• **Given exercise**: Count each line below that has "correct" anywhere in it. Answer with the total alone.

— START Materials provided —

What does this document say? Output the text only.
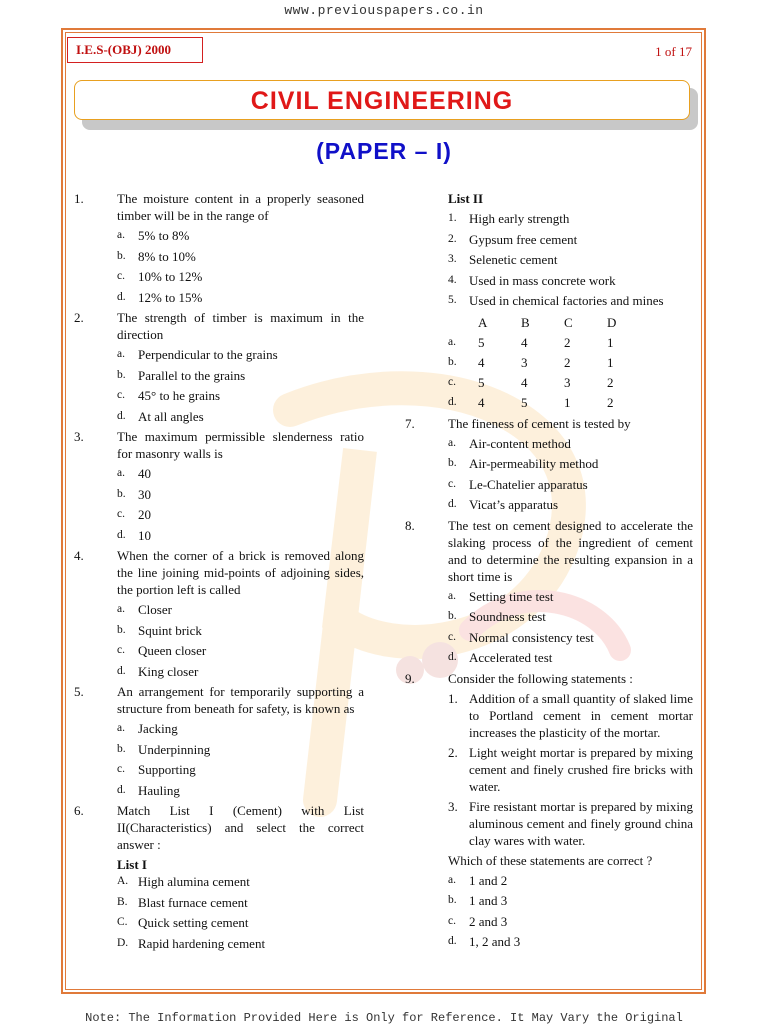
www.previouspapers.co.in
I.E.S-(OBJ) 2000	1 of 17
CIVIL ENGINEERING
(PAPER – I)
1.	The moisture content in a properly seasoned timber will be in the range of
a. 5% to 8%
b. 8% to 10%
c. 10% to 12%
d. 12% to 15%
2.	The strength of timber is maximum in the direction
a. Perpendicular to the grains
b. Parallel to the grains
c. 45° to he grains
d. At all angles
3.	The maximum permissible slenderness ratio for masonry walls is
a. 40
b. 30
c. 20
d. 10
4.	When the corner of a brick is removed along the line joining mid-points of adjoining sides, the portion left is called
a. Closer
b. Squint brick
c. Queen closer
d. King closer
5.	An arrangement for temporarily supporting a structure from beneath for safety, is known as
a. Jacking
b. Underpinning
c. Supporting
d. Hauling
6.	Match List I (Cement) with List II(Characteristics) and select the correct answer :
List I
A. High alumina cement
B. Blast furnace cement
C. Quick setting cement
D. Rapid hardening cement
List II
1. High early strength
2. Gypsum free cement
3. Selenetic cement
4. Used in mass concrete work
5. Used in chemical factories and mines
	A	B	C	D
a.	5	4	2	1
b.	4	3	2	1
c.	5	4	3	2
d.	4	5	1	2
7.	The fineness of cement is tested by
a. Air-content method
b. Air-permeability method
c. Le-Chatelier apparatus
d. Vicat’s apparatus
8.	The test on cement designed to accelerate the slaking process of the ingredient of cement and to determine the resulting expansion in a short time is
a. Setting time test
b. Soundness test
c. Normal consistency test
d. Accelerated test
9.	Consider the following statements :
1. Addition of a small quantity of slaked lime to Portland cement in cement mortar increases the plasticity of the mortar.
2. Light weight mortar is prepared by mixing cement and finely crushed fire bricks with water.
3. Fire resistant mortar is prepared by mixing aluminous cement and finely ground china clay wares with water.
Which of these statements are correct ?
a. 1 and 2
b. 1 and 3
c. 2 and 3
d. 1, 2 and 3
Note: The Information Provided Here is Only for Reference. It May Vary the Original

— END Materials provided —

• **Written answer**: 2